> [SET TASK] Reproduce the listing that follows with no differences at all.

> [Entries taken from a collection]
--- START ---

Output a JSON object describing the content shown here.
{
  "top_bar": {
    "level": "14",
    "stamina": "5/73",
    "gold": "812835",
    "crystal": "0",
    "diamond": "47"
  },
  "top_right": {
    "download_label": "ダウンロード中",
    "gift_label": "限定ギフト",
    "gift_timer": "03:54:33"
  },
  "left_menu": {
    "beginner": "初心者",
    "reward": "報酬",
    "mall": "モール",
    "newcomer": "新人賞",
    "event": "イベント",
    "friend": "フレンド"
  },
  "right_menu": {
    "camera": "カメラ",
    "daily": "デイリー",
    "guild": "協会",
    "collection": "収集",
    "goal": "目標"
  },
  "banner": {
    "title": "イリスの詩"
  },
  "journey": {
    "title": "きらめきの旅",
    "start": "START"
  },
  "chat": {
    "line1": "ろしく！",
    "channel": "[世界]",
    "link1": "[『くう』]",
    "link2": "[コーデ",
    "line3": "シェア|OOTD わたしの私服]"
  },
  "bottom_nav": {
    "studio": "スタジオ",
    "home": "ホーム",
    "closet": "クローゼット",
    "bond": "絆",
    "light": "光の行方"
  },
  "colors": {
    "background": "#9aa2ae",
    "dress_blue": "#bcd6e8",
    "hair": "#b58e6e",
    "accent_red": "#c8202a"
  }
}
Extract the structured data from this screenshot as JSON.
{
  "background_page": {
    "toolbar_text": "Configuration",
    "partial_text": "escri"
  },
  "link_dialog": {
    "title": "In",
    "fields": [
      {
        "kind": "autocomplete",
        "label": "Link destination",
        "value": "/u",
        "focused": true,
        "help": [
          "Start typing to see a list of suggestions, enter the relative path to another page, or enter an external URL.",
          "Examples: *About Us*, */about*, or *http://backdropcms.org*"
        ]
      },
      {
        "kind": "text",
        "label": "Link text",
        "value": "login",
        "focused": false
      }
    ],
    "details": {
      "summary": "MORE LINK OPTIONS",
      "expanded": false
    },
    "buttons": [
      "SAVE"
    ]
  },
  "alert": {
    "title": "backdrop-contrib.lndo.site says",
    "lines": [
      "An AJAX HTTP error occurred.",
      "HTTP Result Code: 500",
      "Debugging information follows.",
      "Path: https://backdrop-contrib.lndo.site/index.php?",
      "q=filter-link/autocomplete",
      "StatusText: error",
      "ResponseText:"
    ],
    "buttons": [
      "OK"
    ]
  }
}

--- END ---

> [ANSWER TO THE EXERCISE]
Output a JSON object describing the content shown here.
{
  "top_bar": {
    "level": "14",
    "stamina": "5/73",
    "gold": "812835",
    "crystal": "0",
    "diamond": "47"
  },
  "top_right": {
    "download_label": "ダウンロード中",
    "gift_label": "限定ギフト",
    "gift_timer": "03:54:33"
  },
  "left_menu": {
    "beginner": "初心者",
    "reward": "報酬",
    "mall": "モール",
    "newcomer": "新人賞",
    "event": "イベント",
    "friend": "フレンド"
  },
  "right_menu": {
    "camera": "カメラ",
    "daily": "デイリー",
    "guild": "協会",
    "collection": "収集",
    "goal": "目標"
  },
  "banner": {
    "title": "イリスの詩"
  },
  "journey": {
    "title": "きらめきの旅",
    "start": "START"
  },
  "chat": {
    "line1": "ろしく！",
    "channel": "[世界]",
    "link1": "[『くう』]",
    "link2": "[コーデ",
    "line3": "シェア|OOTD わたしの私服]"
  },
  "bottom_nav": {
    "studio": "スタジオ",
    "home": "ホーム",
    "closet": "クローゼット",
    "bond": "絆",
    "light": "光の行方"
  },
  "colors": {
    "background": "#9aa2ae",
    "dress_blue": "#bcd6e8",
    "hair": "#b58e6e",
    "accent_red": "#c8202a"
  }
}
Extract the structured data from this screenshot as JSON.
{
  "background_page": {
    "toolbar_text": "Configuration",
    "partial_text": "escri"
  },
  "link_dialog": {
    "title": "In",
    "fields": [
      {
        "kind": "autocomplete",
        "label": "Link destination",
        "value": "/u",
        "focused": true,
        "help": [
          "Start typing to see a list of suggestions, enter the relative path to another page, or enter an external URL.",
          "Examples: *About Us*, */about*, or *http://backdropcms.org*"
        ]
      },
      {
        "kind": "text",
        "label": "Link text",
        "value": "login",
        "focused": false
      }
    ],
    "details": {
      "summary": "MORE LINK OPTIONS",
      "expanded": false
    },
    "buttons": [
      "SAVE"
    ]
  },
  "alert": {
    "title": "backdrop-contrib.lndo.site says",
    "lines": [
      "An AJAX HTTP error occurred.",
      "HTTP Result Code: 500",
      "Debugging information follows.",
      "Path: https://backdrop-contrib.lndo.site/index.php?",
      "q=filter-link/autocomplete",
      "StatusText: error",
      "ResponseText:"
    ],
    "buttons": [
      "OK"
    ]
  }
}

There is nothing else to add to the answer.